Return each line holding the string "View".

▶ SUPPLIED INFORMATION:
================

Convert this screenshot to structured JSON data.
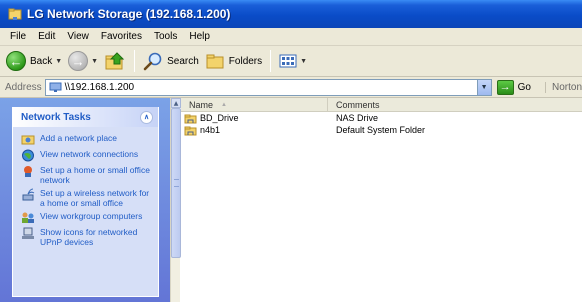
{
  "window": {
    "title": "LG Network Storage (192.168.1.200)"
  },
  "menubar": {
    "items": [
      "File",
      "Edit",
      "View",
      "Favorites",
      "Tools",
      "Help"
    ]
  },
  "toolbar": {
    "back_label": "Back",
    "search_label": "Search",
    "folders_label": "Folders"
  },
  "addressbar": {
    "label": "Address",
    "value": "\\\\192.168.1.200",
    "go_label": "Go",
    "extra_label": "Norton"
  },
  "tasks": {
    "header": "Network Tasks",
    "items": [
      {
        "label": "Add a network place",
        "icon": "network-place-icon"
      },
      {
        "label": "View network connections",
        "icon": "globe-icon"
      },
      {
        "label": "Set up a home or small office network",
        "icon": "home-network-icon"
      },
      {
        "label": "Set up a wireless network for a home or small office",
        "icon": "wireless-icon"
      },
      {
        "label": "View workgroup computers",
        "icon": "workgroup-icon"
      },
      {
        "label": "Show icons for networked UPnP devices",
        "icon": "upnp-icon"
      }
    ]
  },
  "list": {
    "columns": [
      "Name",
      "Comments"
    ],
    "rows": [
      {
        "name": "BD_Drive",
        "comment": "NAS Drive"
      },
      {
        "name": "n4b1",
        "comment": "Default System Folder"
      }
    ]
  },
  "colors": {
    "title_bar": "#0a4cc8",
    "task_pane": "#7ba2e7",
    "task_link": "#215dc6"
  }
}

================

▶ ANSWER TO THIS EXERCISE:
      "View",
        "label": "View network connections",
        "label": "View workgroup computers",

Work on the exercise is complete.